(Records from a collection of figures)
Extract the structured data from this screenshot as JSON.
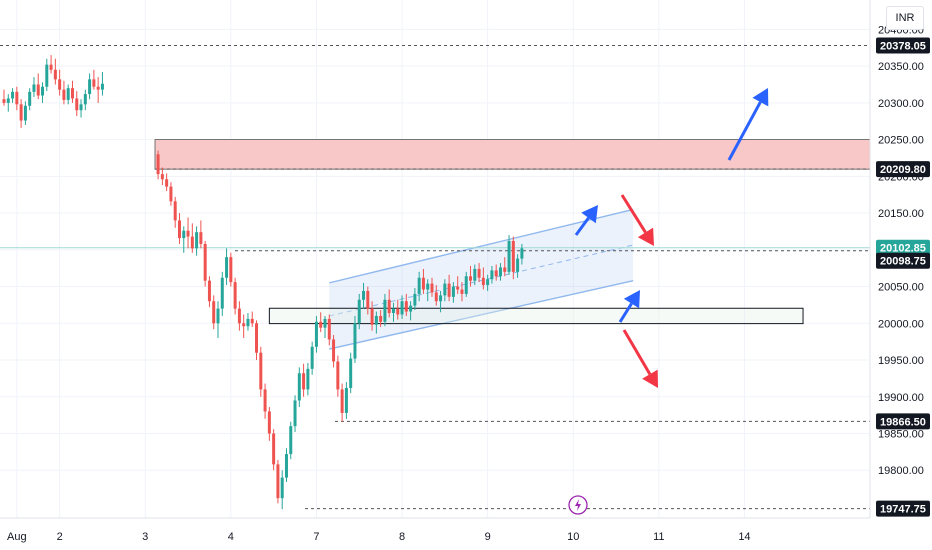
{
  "currency_label": "INR",
  "chart_data": {
    "type": "candlestick",
    "ylim": [
      19735,
      20440
    ],
    "price_ticks": [
      "20400.00",
      "20350.00",
      "20300.00",
      "20250.00",
      "20200.00",
      "20150.00",
      "20100.00",
      "20050.00",
      "20000.00",
      "19950.00",
      "19900.00",
      "19850.00",
      "19800.00"
    ],
    "date_ticks": [
      {
        "label": "Aug",
        "bar": 3
      },
      {
        "label": "2",
        "bar": 13
      },
      {
        "label": "3",
        "bar": 33
      },
      {
        "label": "4",
        "bar": 53
      },
      {
        "label": "7",
        "bar": 73
      },
      {
        "label": "8",
        "bar": 93
      },
      {
        "label": "9",
        "bar": 113
      },
      {
        "label": "10",
        "bar": 133
      },
      {
        "label": "11",
        "bar": 153
      },
      {
        "label": "14",
        "bar": 173
      }
    ],
    "price_levels": [
      {
        "label": "20378.05",
        "value": 20378.05,
        "style": "dark"
      },
      {
        "label": "20209.80",
        "value": 20209.8,
        "style": "dark"
      },
      {
        "label": "20102.85",
        "value": 20102.85,
        "style": "green"
      },
      {
        "label": "20098.75",
        "value": 20098.75,
        "style": "dark"
      },
      {
        "label": "19866.50",
        "value": 19866.5,
        "style": "dark"
      },
      {
        "label": "19747.75",
        "value": 19747.75,
        "style": "dark"
      }
    ],
    "supply_zone": [
      20209.8,
      20250
    ],
    "support_box": {
      "from_bar": 62,
      "to_bar": 168,
      "low": 20005,
      "high": 20015
    },
    "channel": {
      "from_bar": 76,
      "to_bar": 147,
      "upper": [
        20055,
        20155
      ],
      "lower": [
        19965,
        20058
      ]
    },
    "colors": {
      "up": "#26a69a",
      "down": "#ef5350",
      "zone": "#f8c7c7",
      "channel": "#90b8ee",
      "arrow_up": "#2962ff",
      "arrow_down": "#f23645",
      "current": "#26a69a"
    },
    "candles": [
      [
        20305,
        20318,
        20296,
        20300
      ],
      [
        20300,
        20312,
        20288,
        20306
      ],
      [
        20306,
        20320,
        20300,
        20315
      ],
      [
        20315,
        20322,
        20290,
        20298
      ],
      [
        20298,
        20305,
        20266,
        20276
      ],
      [
        20276,
        20302,
        20270,
        20296
      ],
      [
        20296,
        20320,
        20290,
        20315
      ],
      [
        20315,
        20335,
        20308,
        20325
      ],
      [
        20325,
        20340,
        20305,
        20310
      ],
      [
        20310,
        20328,
        20300,
        20322
      ],
      [
        20322,
        20360,
        20316,
        20352
      ],
      [
        20352,
        20365,
        20340,
        20345
      ],
      [
        20345,
        20360,
        20325,
        20332
      ],
      [
        20332,
        20345,
        20310,
        20318
      ],
      [
        20318,
        20330,
        20298,
        20304
      ],
      [
        20304,
        20325,
        20298,
        20320
      ],
      [
        20320,
        20330,
        20300,
        20306
      ],
      [
        20306,
        20316,
        20282,
        20290
      ],
      [
        20290,
        20305,
        20280,
        20298
      ],
      [
        20298,
        20318,
        20290,
        20312
      ],
      [
        20312,
        20340,
        20305,
        20332
      ],
      [
        20332,
        20345,
        20318,
        20322
      ],
      [
        20322,
        20335,
        20300,
        20318
      ],
      [
        20318,
        20342,
        20310,
        20326
      ],
      [
        20230,
        20235,
        20196,
        20203
      ],
      [
        20203,
        20212,
        20188,
        20196
      ],
      [
        20196,
        20204,
        20180,
        20186
      ],
      [
        20186,
        20192,
        20160,
        20166
      ],
      [
        20166,
        20172,
        20130,
        20140
      ],
      [
        20140,
        20150,
        20108,
        20116
      ],
      [
        20116,
        20132,
        20096,
        20126
      ],
      [
        20126,
        20144,
        20102,
        20118
      ],
      [
        20118,
        20136,
        20096,
        20102
      ],
      [
        20102,
        20132,
        20092,
        20124
      ],
      [
        20124,
        20140,
        20102,
        20108
      ],
      [
        20108,
        20112,
        20050,
        20058
      ],
      [
        20058,
        20064,
        20022,
        20030
      ],
      [
        20030,
        20038,
        19992,
        20000
      ],
      [
        20000,
        20030,
        19980,
        20020
      ],
      [
        20020,
        20070,
        20010,
        20062
      ],
      [
        20062,
        20102,
        20052,
        20090
      ],
      [
        20090,
        20096,
        20050,
        20056
      ],
      [
        20056,
        20062,
        20012,
        20020
      ],
      [
        20020,
        20030,
        19990,
        20000
      ],
      [
        20000,
        20012,
        19980,
        19996
      ],
      [
        19996,
        20014,
        19990,
        20006
      ],
      [
        20006,
        20016,
        19995,
        20000
      ],
      [
        20000,
        20004,
        19950,
        19960
      ],
      [
        19960,
        19968,
        19900,
        19910
      ],
      [
        19910,
        19918,
        19870,
        19880
      ],
      [
        19880,
        19886,
        19840,
        19850
      ],
      [
        19850,
        19856,
        19800,
        19808
      ],
      [
        19808,
        19814,
        19755,
        19762
      ],
      [
        19762,
        19800,
        19747,
        19790
      ],
      [
        19790,
        19830,
        19784,
        19822
      ],
      [
        19822,
        19866,
        19815,
        19860
      ],
      [
        19860,
        19902,
        19852,
        19895
      ],
      [
        19895,
        19940,
        19886,
        19932
      ],
      [
        19932,
        19945,
        19900,
        19910
      ],
      [
        19910,
        19946,
        19902,
        19938
      ],
      [
        19938,
        19975,
        19930,
        19968
      ],
      [
        19968,
        20010,
        19960,
        20002
      ],
      [
        20002,
        20015,
        19988,
        19994
      ],
      [
        19994,
        20010,
        19980,
        20006
      ],
      [
        20006,
        20012,
        19970,
        19978
      ],
      [
        19978,
        19984,
        19940,
        19948
      ],
      [
        19948,
        19956,
        19900,
        19910
      ],
      [
        19910,
        19918,
        19866,
        19878
      ],
      [
        19878,
        19920,
        19870,
        19912
      ],
      [
        19912,
        19960,
        19905,
        19952
      ],
      [
        19952,
        20010,
        19946,
        20000
      ],
      [
        20000,
        20040,
        19992,
        20032
      ],
      [
        20032,
        20055,
        20020,
        20044
      ],
      [
        20044,
        20050,
        20012,
        20020
      ],
      [
        20020,
        20030,
        19990,
        19998
      ],
      [
        19998,
        20016,
        19986,
        20010
      ],
      [
        20010,
        20018,
        19995,
        20002
      ],
      [
        20002,
        20040,
        19996,
        20032
      ],
      [
        20032,
        20046,
        20008,
        20014
      ],
      [
        20014,
        20028,
        20002,
        20020
      ],
      [
        20020,
        20032,
        20005,
        20012
      ],
      [
        20012,
        20038,
        20006,
        20030
      ],
      [
        20030,
        20040,
        20010,
        20016
      ],
      [
        20016,
        20030,
        20004,
        20024
      ],
      [
        20024,
        20048,
        20018,
        20040
      ],
      [
        20040,
        20070,
        20030,
        20062
      ],
      [
        20062,
        20074,
        20040,
        20046
      ],
      [
        20046,
        20060,
        20030,
        20054
      ],
      [
        20054,
        20062,
        20036,
        20042
      ],
      [
        20042,
        20052,
        20024,
        20030
      ],
      [
        20030,
        20044,
        20015,
        20038
      ],
      [
        20038,
        20060,
        20030,
        20054
      ],
      [
        20054,
        20066,
        20030,
        20036
      ],
      [
        20036,
        20056,
        20028,
        20050
      ],
      [
        20050,
        20064,
        20040,
        20046
      ],
      [
        20046,
        20056,
        20030,
        20040
      ],
      [
        20040,
        20070,
        20036,
        20064
      ],
      [
        20064,
        20078,
        20050,
        20058
      ],
      [
        20058,
        20080,
        20052,
        20074
      ],
      [
        20074,
        20082,
        20056,
        20062
      ],
      [
        20062,
        20076,
        20046,
        20052
      ],
      [
        20052,
        20066,
        20044,
        20060
      ],
      [
        20060,
        20078,
        20054,
        20072
      ],
      [
        20072,
        20080,
        20058,
        20064
      ],
      [
        20064,
        20082,
        20058,
        20076
      ],
      [
        20076,
        20090,
        20064,
        20070
      ],
      [
        20070,
        20120,
        20066,
        20112
      ],
      [
        20112,
        20118,
        20060,
        20070
      ],
      [
        20070,
        20094,
        20062,
        20088
      ],
      [
        20088,
        20108,
        20080,
        20102
      ]
    ]
  }
}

== Task description ==
All lines in the data that contain the word "value" should be copied.

== Worked answer ==
        "value": 20378.05,
        "value": 20209.8,
        "value": 20102.85,
        "value": 20098.75,
        "value": 19866.5,
        "value": 19747.75,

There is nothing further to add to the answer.